§ **Set exercise a**:
In the folium mapping notebook below, why does the code import everything from the decimal module?

We need the [Python module "folium"](https://blog.dominodatalab.com/creating-interactive-crime-maps-with-folium/) to create interactive maps. 

The cell above lets us install it. The cell below will let us "import" it - this means we can use any functions and commands associated to these [Pythod modules](https://docs.python.org/3/tutorial/modules.html). 

In [None]:
# Import libraries or modules that we will need

# We will need to get the data from the API 
import requests as r
# We will store the data into a 'dataframe' using pandas
import pandas as pd
# Need to remove this if we upgrade to pandas 1.0.1 
from pandas.io.json import json_normalize
# We want to be as precise as possible in keeping tree coordinates
from decimal import *
# We will visualize the coordinates in a map using the folium
#!pip install folium
import folium
# We want to cluster them using the MarkerCluster submodule from folium plugins
from folium.plugins import MarkerCluster

print("Importing Python libraries was successful!")

In [None]:
# Setting preview options
pd.set_option('display.max_rows', 500)
pd.set_option('display.max_columns', 500)

In [None]:
# Download data from API 
link = "https://opendata.vancouver.ca/api/records/1.0/search/?dataset=public-art&rows=500&facet=type&facet=status&facet=sitename&facet=siteaddress&facet=primarymaterial&facet=ownership&facet=neighbourhood&facet=artists&facet=photocredits"
API_response_trees = r.get(link)
data = API_response_trees.json() # Check the JSON Response Content documentation below

In [None]:
records = json_normalize(data=data['records'])

---
### 📗 Challenge 1

Look at the table above. Use the .head() method to look at the first few rows.

---

In [None]:
# ✏️ your code here
records

### What are the field names you see? What do they tell you about the data?
Double click this cell to enter your observations. 

## Data Cleaning

The table contains an ID uniquely identifying each piece of art, along with details on its location, type and address.

There are many columns which have data which we may not necessarily use. 

One column we will use is `fields.geom.coordinates` - which contains latitude and longitue coordinates locating the art. 

---
### 📗 Challenge 2

1. Run the code below to see what is under the `fields.geom.coordinates`.


In [None]:
records["fields.geom.coordinates"]

2. Run the cell below to split the coordinates into a latitude and a longitude. 

---

In [None]:
lon = []
lat = []
for item in records['fields.geom.coordinates'].to_list():
    if type(item) !=float:
        lon.append(item[0])

§ **Material**:
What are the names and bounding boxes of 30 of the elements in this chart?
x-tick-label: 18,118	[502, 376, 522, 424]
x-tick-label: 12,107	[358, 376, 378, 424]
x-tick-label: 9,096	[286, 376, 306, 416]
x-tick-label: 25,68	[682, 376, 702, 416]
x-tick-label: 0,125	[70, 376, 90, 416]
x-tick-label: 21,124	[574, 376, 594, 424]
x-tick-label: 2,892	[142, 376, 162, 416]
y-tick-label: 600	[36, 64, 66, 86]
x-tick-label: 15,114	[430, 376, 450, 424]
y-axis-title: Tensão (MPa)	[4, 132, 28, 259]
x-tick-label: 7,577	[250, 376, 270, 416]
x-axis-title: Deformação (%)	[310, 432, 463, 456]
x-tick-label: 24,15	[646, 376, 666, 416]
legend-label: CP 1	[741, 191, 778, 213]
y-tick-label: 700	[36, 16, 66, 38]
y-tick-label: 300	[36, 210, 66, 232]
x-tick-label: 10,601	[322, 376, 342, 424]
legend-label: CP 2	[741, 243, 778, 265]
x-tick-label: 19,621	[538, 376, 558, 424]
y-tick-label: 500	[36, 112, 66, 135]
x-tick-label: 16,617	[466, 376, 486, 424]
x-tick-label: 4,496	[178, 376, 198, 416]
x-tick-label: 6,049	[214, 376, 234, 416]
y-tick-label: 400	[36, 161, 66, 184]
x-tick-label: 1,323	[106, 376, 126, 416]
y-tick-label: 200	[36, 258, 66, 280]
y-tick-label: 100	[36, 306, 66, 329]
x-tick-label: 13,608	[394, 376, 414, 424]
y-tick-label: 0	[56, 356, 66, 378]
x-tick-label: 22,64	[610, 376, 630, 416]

§ **Set exercise b**:
Duplicate the part of the records that runs from their first line through the line containing "376, 702, 416]", including both ends.

§ **Right answer a**:
The decimal module is imported to keep the coordinates as precise as possible.

§ **Right answer b**:
What are the names and bounding boxes of 30 of the elements in this chart?
x-tick-label: 18,118	[502, 376, 522, 424]
x-tick-label: 12,107	[358, 376, 378, 424]
x-tick-label: 9,096	[286, 376, 306, 416]
x-tick-label: 25,68	[682, 376, 702, 416]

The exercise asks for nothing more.